*Task to carry out*. Go through the records and give each one again exactly.
┄┄┄┄┄┄┄┄┄┄┄┄┄┄┄┄┄┄┄┄
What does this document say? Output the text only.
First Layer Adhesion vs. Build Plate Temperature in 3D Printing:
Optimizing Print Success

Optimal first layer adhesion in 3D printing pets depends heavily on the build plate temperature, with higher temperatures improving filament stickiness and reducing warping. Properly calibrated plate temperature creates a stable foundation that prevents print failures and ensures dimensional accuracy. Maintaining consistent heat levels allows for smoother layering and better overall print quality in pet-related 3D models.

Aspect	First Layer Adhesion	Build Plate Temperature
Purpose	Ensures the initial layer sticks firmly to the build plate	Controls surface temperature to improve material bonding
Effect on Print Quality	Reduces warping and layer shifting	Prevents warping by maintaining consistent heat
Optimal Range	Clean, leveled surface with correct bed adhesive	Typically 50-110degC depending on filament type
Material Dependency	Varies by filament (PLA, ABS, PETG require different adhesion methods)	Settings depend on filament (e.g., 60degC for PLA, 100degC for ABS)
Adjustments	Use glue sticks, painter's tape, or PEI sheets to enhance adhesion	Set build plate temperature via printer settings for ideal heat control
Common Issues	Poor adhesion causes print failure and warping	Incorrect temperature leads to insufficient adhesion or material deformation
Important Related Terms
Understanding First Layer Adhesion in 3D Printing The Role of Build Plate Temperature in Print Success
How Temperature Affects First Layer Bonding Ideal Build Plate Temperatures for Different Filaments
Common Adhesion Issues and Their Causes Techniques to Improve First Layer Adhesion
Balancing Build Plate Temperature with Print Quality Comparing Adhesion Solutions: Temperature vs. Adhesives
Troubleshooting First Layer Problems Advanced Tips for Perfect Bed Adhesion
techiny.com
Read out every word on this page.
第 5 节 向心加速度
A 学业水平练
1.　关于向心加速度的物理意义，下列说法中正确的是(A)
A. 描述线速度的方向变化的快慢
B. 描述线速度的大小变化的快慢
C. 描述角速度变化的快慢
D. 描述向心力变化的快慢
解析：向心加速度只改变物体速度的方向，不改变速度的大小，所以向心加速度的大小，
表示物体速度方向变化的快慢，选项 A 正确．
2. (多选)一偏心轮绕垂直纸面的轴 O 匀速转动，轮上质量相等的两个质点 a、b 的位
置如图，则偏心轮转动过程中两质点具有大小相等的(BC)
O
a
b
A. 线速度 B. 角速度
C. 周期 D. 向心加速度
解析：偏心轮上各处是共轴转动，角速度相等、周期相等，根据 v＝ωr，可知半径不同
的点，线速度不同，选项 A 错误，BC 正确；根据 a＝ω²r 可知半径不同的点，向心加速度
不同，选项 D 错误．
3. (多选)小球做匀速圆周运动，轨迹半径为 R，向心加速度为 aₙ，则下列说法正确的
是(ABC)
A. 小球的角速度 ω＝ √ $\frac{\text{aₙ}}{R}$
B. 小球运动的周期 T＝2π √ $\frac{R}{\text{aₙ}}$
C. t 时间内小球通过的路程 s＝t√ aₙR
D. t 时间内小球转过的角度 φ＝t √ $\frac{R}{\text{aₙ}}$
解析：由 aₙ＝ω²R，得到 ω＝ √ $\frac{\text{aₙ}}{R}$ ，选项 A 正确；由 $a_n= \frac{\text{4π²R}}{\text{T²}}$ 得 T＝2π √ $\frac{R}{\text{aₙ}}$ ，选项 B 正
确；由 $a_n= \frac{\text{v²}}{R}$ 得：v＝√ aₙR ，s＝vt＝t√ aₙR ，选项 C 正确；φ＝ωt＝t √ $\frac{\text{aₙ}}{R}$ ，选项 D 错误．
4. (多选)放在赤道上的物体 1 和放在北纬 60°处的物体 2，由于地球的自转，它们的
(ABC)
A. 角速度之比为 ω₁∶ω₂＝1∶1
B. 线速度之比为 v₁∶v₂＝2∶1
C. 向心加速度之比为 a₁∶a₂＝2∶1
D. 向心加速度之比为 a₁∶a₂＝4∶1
┄┄┄┄┄┄┄┄┄┄┄┄┄┄┄┄┄┄┄┄
*Full solution*.
What does this document say? Output the text only.
First Layer Adhesion vs. Build Plate Temperature in 3D Printing:
Optimizing Print Success

Optimal first layer adhesion in 3D printing pets depends heavily on the build plate temperature, with higher temperatures improving filament stickiness and reducing warping. Properly calibrated plate temperature creates a stable foundation that prevents print failures and ensures dimensional accuracy. Maintaining consistent heat levels allows for smoother layering and better overall print quality in pet-related 3D models.

Aspect	First Layer Adhesion	Build Plate Temperature
Purpose	Ensures the initial layer sticks firmly to the build plate	Controls surface temperature to improve material bonding
Effect on Print Quality	Reduces warping and layer shifting	Prevents warping by maintaining consistent heat
Optimal Range	Clean, leveled surface with correct bed adhesive	Typically 50-110degC depending on filament type
Material Dependency	Varies by filament (PLA, ABS, PETG require different adhesion methods)	Settings depend on filament (e.g., 60degC for PLA, 100degC for ABS)
Adjustments	Use glue sticks, painter's tape, or PEI sheets to enhance adhesion	Set build plate temperature via printer settings for ideal heat control
Common Issues	Poor adhesion causes print failure and warping	Incorrect temperature leads to insufficient adhesion or material deformation
Important Related Terms
Understanding First Layer Adhesion in 3D Printing The Role of Build Plate Temperature in Print Success
How Temperature Affects First Layer Bonding Ideal Build Plate Temperatures for Different Filaments
Common Adhesion Issues and Their Causes Techniques to Improve First Layer Adhesion
Balancing Build Plate Temperature with Print Quality Comparing Adhesion Solutions: Temperature vs. Adhesives
Troubleshooting First Layer Problems Advanced Tips for Perfect Bed Adhesion
techiny.com
Read out every word on this page.
第 5 节 向心加速度
A 学业水平练
1.　关于向心加速度的物理意义，下列说法中正确的是(A)
A. 描述线速度的方向变化的快慢
B. 描述线速度的大小变化的快慢
C. 描述角速度变化的快慢
D. 描述向心力变化的快慢
解析：向心加速度只改变物体速度的方向，不改变速度的大小，所以向心加速度的大小，
表示物体速度方向变化的快慢，选项 A 正确．
2. (多选)一偏心轮绕垂直纸面的轴 O 匀速转动，轮上质量相等的两个质点 a、b 的位
置如图，则偏心轮转动过程中两质点具有大小相等的(BC)
O
a
b
A. 线速度 B. 角速度
C. 周期 D. 向心加速度
解析：偏心轮上各处是共轴转动，角速度相等、周期相等，根据 v＝ωr，可知半径不同
的点，线速度不同，选项 A 错误，BC 正确；根据 a＝ω²r 可知半径不同的点，向心加速度
不同，选项 D 错误．
3. (多选)小球做匀速圆周运动，轨迹半径为 R，向心加速度为 aₙ，则下列说法正确的
是(ABC)
A. 小球的角速度 ω＝ √ $\frac{\text{aₙ}}{R}$
B. 小球运动的周期 T＝2π √ $\frac{R}{\text{aₙ}}$
C. t 时间内小球通过的路程 s＝t√ aₙR
D. t 时间内小球转过的角度 φ＝t √ $\frac{R}{\text{aₙ}}$
解析：由 aₙ＝ω²R，得到 ω＝ √ $\frac{\text{aₙ}}{R}$ ，选项 A 正确；由 $a_n= \frac{\text{4π²R}}{\text{T²}}$ 得 T＝2π √ $\frac{R}{\text{aₙ}}$ ，选项 B 正
确；由 $a_n= \frac{\text{v²}}{R}$ 得：v＝√ aₙR ，s＝vt＝t√ aₙR ，选项 C 正确；φ＝ωt＝t √ $\frac{\text{aₙ}}{R}$ ，选项 D 错误．
4. (多选)放在赤道上的物体 1 和放在北纬 60°处的物体 2，由于地球的自转，它们的
(ABC)
A. 角速度之比为 ω₁∶ω₂＝1∶1
B. 线速度之比为 v₁∶v₂＝2∶1
C. 向心加速度之比为 a₁∶a₂＝2∶1
D. 向心加速度之比为 a₁∶a₂＝4∶1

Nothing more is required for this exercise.